-- BEGIN Data section --

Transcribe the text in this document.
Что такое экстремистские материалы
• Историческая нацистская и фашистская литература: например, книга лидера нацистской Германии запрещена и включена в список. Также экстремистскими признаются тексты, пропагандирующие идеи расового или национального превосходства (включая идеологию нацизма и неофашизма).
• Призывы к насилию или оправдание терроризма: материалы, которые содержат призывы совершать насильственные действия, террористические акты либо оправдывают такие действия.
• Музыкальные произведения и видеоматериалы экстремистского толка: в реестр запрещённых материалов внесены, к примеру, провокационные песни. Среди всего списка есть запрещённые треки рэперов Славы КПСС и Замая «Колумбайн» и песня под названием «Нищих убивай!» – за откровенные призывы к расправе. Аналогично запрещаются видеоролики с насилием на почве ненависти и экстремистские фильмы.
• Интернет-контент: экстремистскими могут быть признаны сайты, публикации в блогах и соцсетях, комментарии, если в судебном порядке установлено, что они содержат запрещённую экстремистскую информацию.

-- END Data section --

Description of the task = Filter out every line that lacks the word "экстремистскими", and copy the rest.

Exercise solution =
• Историческая нацистская и фашистская литература: например, книга лидера нацистской Германии запрещена и включена в список. Также экстремистскими признаются тексты, пропагандирующие идеи расового или национального превосходства (включая идеологию нацизма и неофашизма).
• Интернет-контент: экстремистскими могут быть признаны сайты, публикации в блогах и соцсетях, комментарии, если в судебном порядке установлено, что они содержат запрещённую экстремистскую информацию.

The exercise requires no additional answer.